■ **Aim of the task**:
Extract all data as written.

■ **Dataset content**:
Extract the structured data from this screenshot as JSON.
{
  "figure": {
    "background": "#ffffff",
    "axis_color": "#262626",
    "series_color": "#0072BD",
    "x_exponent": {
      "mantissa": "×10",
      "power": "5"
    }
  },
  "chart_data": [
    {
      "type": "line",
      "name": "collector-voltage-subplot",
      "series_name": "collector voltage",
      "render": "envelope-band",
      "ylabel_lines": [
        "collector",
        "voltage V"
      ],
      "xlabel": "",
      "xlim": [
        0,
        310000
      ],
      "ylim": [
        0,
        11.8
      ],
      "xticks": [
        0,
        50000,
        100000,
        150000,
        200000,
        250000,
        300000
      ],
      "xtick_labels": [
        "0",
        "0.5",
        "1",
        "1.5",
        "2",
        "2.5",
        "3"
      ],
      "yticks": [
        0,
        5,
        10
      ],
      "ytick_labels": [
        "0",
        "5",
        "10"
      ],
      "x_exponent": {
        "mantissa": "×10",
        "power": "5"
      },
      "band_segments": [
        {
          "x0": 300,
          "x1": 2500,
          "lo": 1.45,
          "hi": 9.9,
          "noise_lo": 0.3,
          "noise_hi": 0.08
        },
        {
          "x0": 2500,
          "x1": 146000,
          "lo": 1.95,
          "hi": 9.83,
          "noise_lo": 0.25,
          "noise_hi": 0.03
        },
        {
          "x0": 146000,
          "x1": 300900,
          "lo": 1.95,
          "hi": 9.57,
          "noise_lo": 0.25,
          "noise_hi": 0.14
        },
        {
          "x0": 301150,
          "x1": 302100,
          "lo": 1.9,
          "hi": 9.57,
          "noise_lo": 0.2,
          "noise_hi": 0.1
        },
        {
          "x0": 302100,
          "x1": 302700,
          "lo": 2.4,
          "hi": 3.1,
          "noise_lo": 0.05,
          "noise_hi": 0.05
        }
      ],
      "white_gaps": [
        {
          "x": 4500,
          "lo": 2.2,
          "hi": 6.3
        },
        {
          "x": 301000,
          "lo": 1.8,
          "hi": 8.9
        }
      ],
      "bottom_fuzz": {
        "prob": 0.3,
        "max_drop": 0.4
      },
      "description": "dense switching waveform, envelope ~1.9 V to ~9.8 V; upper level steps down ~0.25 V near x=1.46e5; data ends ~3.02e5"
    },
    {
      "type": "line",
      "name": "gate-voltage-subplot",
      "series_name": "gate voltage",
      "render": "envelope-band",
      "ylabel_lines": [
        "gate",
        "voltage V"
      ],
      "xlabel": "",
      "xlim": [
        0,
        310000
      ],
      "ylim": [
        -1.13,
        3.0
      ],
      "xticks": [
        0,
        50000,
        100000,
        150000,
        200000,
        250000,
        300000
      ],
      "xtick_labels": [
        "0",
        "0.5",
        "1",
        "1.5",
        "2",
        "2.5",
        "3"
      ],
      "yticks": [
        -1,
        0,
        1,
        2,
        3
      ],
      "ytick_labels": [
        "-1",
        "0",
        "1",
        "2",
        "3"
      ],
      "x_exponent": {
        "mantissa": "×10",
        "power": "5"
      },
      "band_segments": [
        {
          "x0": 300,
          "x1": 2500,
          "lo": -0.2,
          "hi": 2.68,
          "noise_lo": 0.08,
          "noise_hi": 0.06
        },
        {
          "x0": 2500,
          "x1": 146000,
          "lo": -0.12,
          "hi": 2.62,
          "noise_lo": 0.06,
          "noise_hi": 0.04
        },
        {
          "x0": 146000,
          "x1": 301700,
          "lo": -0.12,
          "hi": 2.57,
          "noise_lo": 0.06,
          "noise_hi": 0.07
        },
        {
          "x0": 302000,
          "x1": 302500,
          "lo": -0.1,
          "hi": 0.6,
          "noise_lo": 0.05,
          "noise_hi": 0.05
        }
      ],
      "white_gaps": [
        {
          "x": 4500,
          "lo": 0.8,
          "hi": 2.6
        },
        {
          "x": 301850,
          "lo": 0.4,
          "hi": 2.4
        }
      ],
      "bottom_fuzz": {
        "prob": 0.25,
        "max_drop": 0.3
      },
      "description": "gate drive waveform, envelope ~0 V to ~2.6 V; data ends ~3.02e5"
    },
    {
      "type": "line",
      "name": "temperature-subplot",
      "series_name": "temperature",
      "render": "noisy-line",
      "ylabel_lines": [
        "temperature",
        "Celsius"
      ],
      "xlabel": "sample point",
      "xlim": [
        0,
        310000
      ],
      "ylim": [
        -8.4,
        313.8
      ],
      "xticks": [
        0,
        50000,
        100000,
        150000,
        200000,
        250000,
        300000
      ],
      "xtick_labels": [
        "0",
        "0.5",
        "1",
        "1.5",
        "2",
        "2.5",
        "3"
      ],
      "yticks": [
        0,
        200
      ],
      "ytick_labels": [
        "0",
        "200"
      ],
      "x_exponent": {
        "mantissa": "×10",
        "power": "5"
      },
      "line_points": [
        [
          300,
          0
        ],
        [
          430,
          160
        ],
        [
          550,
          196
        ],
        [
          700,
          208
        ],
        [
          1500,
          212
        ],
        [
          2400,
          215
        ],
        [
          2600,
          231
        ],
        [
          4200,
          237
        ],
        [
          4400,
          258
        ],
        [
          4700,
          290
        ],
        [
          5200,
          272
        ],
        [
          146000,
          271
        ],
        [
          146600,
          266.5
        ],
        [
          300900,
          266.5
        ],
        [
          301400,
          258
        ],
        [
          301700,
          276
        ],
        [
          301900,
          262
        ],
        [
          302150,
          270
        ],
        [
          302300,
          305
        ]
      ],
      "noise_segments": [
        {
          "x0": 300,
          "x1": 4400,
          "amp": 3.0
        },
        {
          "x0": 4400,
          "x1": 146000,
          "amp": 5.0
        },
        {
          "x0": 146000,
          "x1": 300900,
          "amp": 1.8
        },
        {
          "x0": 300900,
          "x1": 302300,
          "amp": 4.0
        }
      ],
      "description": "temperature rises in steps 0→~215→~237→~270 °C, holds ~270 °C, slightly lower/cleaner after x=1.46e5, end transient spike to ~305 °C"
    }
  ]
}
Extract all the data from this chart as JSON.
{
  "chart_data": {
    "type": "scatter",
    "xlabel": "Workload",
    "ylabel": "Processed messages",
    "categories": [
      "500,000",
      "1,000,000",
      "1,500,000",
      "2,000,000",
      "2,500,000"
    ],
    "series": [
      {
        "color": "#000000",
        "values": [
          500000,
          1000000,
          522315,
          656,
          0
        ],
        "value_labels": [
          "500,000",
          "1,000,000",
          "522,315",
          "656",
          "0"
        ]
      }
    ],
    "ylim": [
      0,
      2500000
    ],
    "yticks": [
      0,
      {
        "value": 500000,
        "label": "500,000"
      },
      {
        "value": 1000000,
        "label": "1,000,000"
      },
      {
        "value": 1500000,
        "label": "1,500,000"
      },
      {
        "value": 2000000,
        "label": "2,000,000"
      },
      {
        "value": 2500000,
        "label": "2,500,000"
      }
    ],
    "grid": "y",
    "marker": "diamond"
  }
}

■ **Task result**:
Extract the structured data from this screenshot as JSON.
{
  "figure": {
    "background": "#ffffff",
    "axis_color": "#262626",
    "series_color": "#0072BD",
    "x_exponent": {
      "mantissa": "×10",
      "power": "5"
    }
  },
  "chart_data": [
    {
      "type": "line",
      "name": "collector-voltage-subplot",
      "series_name": "collector voltage",
      "render": "envelope-band",
      "ylabel_lines": [
        "collector",
        "voltage V"
      ],
      "xlabel": "",
      "xlim": [
        0,
        310000
      ],
      "ylim": [
        0,
        11.8
      ],
      "xticks": [
        0,
        50000,
        100000,
        150000,
        200000,
        250000,
        300000
      ],
      "xtick_labels": [
        "0",
        "0.5",
        "1",
        "1.5",
        "2",
        "2.5",
        "3"
      ],
      "yticks": [
        0,
        5,
        10
      ],
      "ytick_labels": [
        "0",
        "5",
        "10"
      ],
      "x_exponent": {
        "mantissa": "×10",
        "power": "5"
      },
      "band_segments": [
        {
          "x0": 300,
          "x1": 2500,
          "lo": 1.45,
          "hi": 9.9,
          "noise_lo": 0.3,
          "noise_hi": 0.08
        },
        {
          "x0": 2500,
          "x1": 146000,
          "lo": 1.95,
          "hi": 9.83,
          "noise_lo": 0.25,
          "noise_hi": 0.03
        },
        {
          "x0": 146000,
          "x1": 300900,
          "lo": 1.95,
          "hi": 9.57,
          "noise_lo": 0.25,
          "noise_hi": 0.14
        },
        {
          "x0": 301150,
          "x1": 302100,
          "lo": 1.9,
          "hi": 9.57,
          "noise_lo": 0.2,
          "noise_hi": 0.1
        },
        {
          "x0": 302100,
          "x1": 302700,
          "lo": 2.4,
          "hi": 3.1,
          "noise_lo": 0.05,
          "noise_hi": 0.05
        }
      ],
      "white_gaps": [
        {
          "x": 4500,
          "lo": 2.2,
          "hi": 6.3
        },
        {
          "x": 301000,
          "lo": 1.8,
          "hi": 8.9
        }
      ],
      "bottom_fuzz": {
        "prob": 0.3,
        "max_drop": 0.4
      },
      "description": "dense switching waveform, envelope ~1.9 V to ~9.8 V; upper level steps down ~0.25 V near x=1.46e5; data ends ~3.02e5"
    },
    {
      "type": "line",
      "name": "gate-voltage-subplot",
      "series_name": "gate voltage",
      "render": "envelope-band",
      "ylabel_lines": [
        "gate",
        "voltage V"
      ],
      "xlabel": "",
      "xlim": [
        0,
        310000
      ],
      "ylim": [
        -1.13,
        3.0
      ],
      "xticks": [
        0,
        50000,
        100000,
        150000,
        200000,
        250000,
        300000
      ],
      "xtick_labels": [
        "0",
        "0.5",
        "1",
        "1.5",
        "2",
        "2.5",
        "3"
      ],
      "yticks": [
        -1,
        0,
        1,
        2,
        3
      ],
      "ytick_labels": [
        "-1",
        "0",
        "1",
        "2",
        "3"
      ],
      "x_exponent": {
        "mantissa": "×10",
        "power": "5"
      },
      "band_segments": [
        {
          "x0": 300,
          "x1": 2500,
          "lo": -0.2,
          "hi": 2.68,
          "noise_lo": 0.08,
          "noise_hi": 0.06
        },
        {
          "x0": 2500,
          "x1": 146000,
          "lo": -0.12,
          "hi": 2.62,
          "noise_lo": 0.06,
          "noise_hi": 0.04
        },
        {
          "x0": 146000,
          "x1": 301700,
          "lo": -0.12,
          "hi": 2.57,
          "noise_lo": 0.06,
          "noise_hi": 0.07
        },
        {
          "x0": 302000,
          "x1": 302500,
          "lo": -0.1,
          "hi": 0.6,
          "noise_lo": 0.05,
          "noise_hi": 0.05
        }
      ],
      "white_gaps": [
        {
          "x": 4500,
          "lo": 0.8,
          "hi": 2.6
        },
        {
          "x": 301850,
          "lo": 0.4,
          "hi": 2.4
        }
      ],
      "bottom_fuzz": {
        "prob": 0.25,
        "max_drop": 0.3
      },
      "description": "gate drive waveform, envelope ~0 V to ~2.6 V; data ends ~3.02e5"
    },
    {
      "type": "line",
      "name": "temperature-subplot",
      "series_name": "temperature",
      "render": "noisy-line",
      "ylabel_lines": [
        "temperature",
        "Celsius"
      ],
      "xlabel": "sample point",
      "xlim": [
        0,
        310000
      ],
      "ylim": [
        -8.4,
        313.8
      ],
      "xticks": [
        0,
        50000,
        100000,
        150000,
        200000,
        250000,
        300000
      ],
      "xtick_labels": [
        "0",
        "0.5",
        "1",
        "1.5",
        "2",
        "2.5",
        "3"
      ],
      "yticks": [
        0,
        200
      ],
      "ytick_labels": [
        "0",
        "200"
      ],
      "x_exponent": {
        "mantissa": "×10",
        "power": "5"
      },
      "line_points": [
        [
          300,
          0
        ],
        [
          430,
          160
        ],
        [
          550,
          196
        ],
        [
          700,
          208
        ],
        [
          1500,
          212
        ],
        [
          2400,
          215
        ],
        [
          2600,
          231
        ],
        [
          4200,
          237
        ],
        [
          4400,
          258
        ],
        [
          4700,
          290
        ],
        [
          5200,
          272
        ],
        [
          146000,
          271
        ],
        [
          146600,
          266.5
        ],
        [
          300900,
          266.5
        ],
        [
          301400,
          258
        ],
        [
          301700,
          276
        ],
        [
          301900,
          262
        ],
        [
          302150,
          270
        ],
        [
          302300,
          305
        ]
      ],
      "noise_segments": [
        {
          "x0": 300,
          "x1": 4400,
          "amp": 3.0
        },
        {
          "x0": 4400,
          "x1": 146000,
          "amp": 5.0
        },
        {
          "x0": 146000,
          "x1": 300900,
          "amp": 1.8
        },
        {
          "x0": 300900,
          "x1": 302300,
          "amp": 4.0
        }
      ],
      "description": "temperature rises in steps 0→~215→~237→~270 °C, holds ~270 °C, slightly lower/cleaner after x=1.46e5, end transient spike to ~305 °C"
    }
  ]
}
Extract all the data from this chart as JSON.
{
  "chart_data": {
    "type": "scatter",
    "xlabel": "Workload",
    "ylabel": "Processed messages",
    "categories": [
      "500,000",
      "1,000,000",
      "1,500,000",
      "2,000,000",
      "2,500,000"
    ],
    "series": [
      {
        "color": "#000000",
        "values": [
          500000,
          1000000,
          522315,
          656,
          0
        ],
        "value_labels": [
          "500,000",
          "1,000,000",
          "522,315",
          "656",
          "0"
        ]
      }
    ],
    "ylim": [
      0,
      2500000
    ],
    "yticks": [
      0,
      {
        "value": 500000,
        "label": "500,000"
      },
      {
        "value": 1000000,
        "label": "1,000,000"
      },
      {
        "value": 1500000,
        "label": "1,500,000"
      },
      {
        "value": 2000000,
        "label": "2,000,000"
      },
      {
        "value": 2500000,
        "label": "2,500,000"
      }
    ],
    "grid": "y",
    "marker": "diamond"
  }
}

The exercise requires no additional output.